▶ DIRECTIONS FOR THIS TASK
Show every line in the records below that contains the word "JSON".

▶ RECORDS SHOWN
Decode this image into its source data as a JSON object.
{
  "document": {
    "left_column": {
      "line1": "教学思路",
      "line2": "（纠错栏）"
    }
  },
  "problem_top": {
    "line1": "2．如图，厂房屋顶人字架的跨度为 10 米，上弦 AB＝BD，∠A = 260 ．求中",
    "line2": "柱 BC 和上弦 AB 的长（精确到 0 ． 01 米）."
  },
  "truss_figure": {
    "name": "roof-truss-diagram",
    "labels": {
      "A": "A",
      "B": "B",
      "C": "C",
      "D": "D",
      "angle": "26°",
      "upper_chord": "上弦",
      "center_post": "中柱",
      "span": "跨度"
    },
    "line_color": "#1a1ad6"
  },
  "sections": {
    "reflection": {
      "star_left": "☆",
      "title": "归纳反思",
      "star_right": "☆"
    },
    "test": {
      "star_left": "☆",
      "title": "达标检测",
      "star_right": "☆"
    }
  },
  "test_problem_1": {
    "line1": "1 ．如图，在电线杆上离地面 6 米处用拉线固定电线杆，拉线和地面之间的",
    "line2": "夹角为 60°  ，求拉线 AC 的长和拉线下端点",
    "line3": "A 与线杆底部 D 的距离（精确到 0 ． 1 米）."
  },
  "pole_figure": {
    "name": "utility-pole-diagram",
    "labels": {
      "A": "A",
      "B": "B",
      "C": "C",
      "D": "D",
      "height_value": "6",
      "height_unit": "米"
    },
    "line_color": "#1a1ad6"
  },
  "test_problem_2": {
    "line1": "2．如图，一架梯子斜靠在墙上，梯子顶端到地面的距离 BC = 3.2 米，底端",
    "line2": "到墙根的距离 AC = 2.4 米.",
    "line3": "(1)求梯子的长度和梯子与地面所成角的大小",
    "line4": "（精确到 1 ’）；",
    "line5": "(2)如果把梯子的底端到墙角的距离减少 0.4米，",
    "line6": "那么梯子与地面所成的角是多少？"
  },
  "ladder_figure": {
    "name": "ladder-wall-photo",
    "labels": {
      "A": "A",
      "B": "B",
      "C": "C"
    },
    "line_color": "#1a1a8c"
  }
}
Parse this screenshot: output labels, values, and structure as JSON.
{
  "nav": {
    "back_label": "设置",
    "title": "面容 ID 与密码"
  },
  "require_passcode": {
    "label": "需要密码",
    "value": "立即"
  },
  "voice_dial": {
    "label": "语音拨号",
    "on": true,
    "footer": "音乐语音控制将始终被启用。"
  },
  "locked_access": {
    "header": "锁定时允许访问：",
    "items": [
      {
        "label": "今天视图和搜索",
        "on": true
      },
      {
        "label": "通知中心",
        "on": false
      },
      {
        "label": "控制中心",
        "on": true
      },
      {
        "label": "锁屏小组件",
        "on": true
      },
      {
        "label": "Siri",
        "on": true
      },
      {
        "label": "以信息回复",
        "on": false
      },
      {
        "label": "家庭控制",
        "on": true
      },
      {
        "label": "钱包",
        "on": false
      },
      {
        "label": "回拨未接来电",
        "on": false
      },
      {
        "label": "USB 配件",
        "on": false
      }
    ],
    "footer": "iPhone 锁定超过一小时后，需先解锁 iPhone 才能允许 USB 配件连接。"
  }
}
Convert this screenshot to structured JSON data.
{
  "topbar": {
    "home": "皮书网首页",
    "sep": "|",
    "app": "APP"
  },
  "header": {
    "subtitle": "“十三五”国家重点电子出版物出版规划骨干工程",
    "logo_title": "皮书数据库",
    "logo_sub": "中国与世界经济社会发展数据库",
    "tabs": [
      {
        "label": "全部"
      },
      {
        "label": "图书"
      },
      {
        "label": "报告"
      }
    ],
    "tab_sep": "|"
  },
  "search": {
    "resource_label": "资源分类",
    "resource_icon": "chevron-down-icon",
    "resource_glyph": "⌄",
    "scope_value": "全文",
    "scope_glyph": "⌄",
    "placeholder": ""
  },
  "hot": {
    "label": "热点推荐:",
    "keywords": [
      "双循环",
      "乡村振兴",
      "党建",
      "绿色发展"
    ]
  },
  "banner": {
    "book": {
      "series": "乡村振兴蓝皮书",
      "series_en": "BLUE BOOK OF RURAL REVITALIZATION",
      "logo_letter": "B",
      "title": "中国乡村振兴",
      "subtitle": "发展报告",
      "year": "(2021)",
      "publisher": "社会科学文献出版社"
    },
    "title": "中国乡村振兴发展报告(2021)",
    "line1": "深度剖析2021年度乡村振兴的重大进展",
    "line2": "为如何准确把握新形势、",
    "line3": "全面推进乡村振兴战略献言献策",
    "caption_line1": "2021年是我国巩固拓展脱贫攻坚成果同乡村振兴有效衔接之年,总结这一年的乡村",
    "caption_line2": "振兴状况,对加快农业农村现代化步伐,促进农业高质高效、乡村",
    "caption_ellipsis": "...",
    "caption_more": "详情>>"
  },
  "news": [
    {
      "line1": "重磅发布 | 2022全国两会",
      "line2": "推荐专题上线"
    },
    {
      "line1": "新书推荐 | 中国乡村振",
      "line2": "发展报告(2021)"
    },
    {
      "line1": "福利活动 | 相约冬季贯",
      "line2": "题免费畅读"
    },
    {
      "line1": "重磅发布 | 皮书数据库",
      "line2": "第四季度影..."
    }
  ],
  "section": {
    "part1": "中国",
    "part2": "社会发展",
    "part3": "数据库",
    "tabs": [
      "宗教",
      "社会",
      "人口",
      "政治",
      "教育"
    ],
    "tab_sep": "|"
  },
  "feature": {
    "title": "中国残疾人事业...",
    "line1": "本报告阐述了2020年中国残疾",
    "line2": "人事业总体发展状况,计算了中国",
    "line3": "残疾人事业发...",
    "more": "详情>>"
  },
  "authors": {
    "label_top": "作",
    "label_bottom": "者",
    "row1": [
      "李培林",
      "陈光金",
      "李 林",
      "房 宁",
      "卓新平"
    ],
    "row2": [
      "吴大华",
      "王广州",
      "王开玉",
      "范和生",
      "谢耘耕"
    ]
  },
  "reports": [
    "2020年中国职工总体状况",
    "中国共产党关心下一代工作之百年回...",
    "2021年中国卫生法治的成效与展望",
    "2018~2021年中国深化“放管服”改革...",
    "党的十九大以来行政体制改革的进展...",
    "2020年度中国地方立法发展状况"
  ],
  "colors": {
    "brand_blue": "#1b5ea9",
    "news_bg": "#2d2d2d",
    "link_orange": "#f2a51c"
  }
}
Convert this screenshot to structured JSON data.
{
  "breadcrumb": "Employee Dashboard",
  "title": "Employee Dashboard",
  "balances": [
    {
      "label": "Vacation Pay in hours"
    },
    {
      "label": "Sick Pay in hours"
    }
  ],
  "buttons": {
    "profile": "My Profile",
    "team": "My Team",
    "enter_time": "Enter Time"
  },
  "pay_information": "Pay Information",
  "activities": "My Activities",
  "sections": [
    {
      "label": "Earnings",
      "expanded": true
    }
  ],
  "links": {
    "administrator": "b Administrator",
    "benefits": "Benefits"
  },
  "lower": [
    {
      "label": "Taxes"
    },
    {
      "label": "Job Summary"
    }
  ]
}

▶ RESULT BELOW
Decode this image into its source data as a JSON object.
Parse this screenshot: output labels, values, and structure as JSON.
Convert this screenshot to structured JSON data.
Convert this screenshot to structured JSON data.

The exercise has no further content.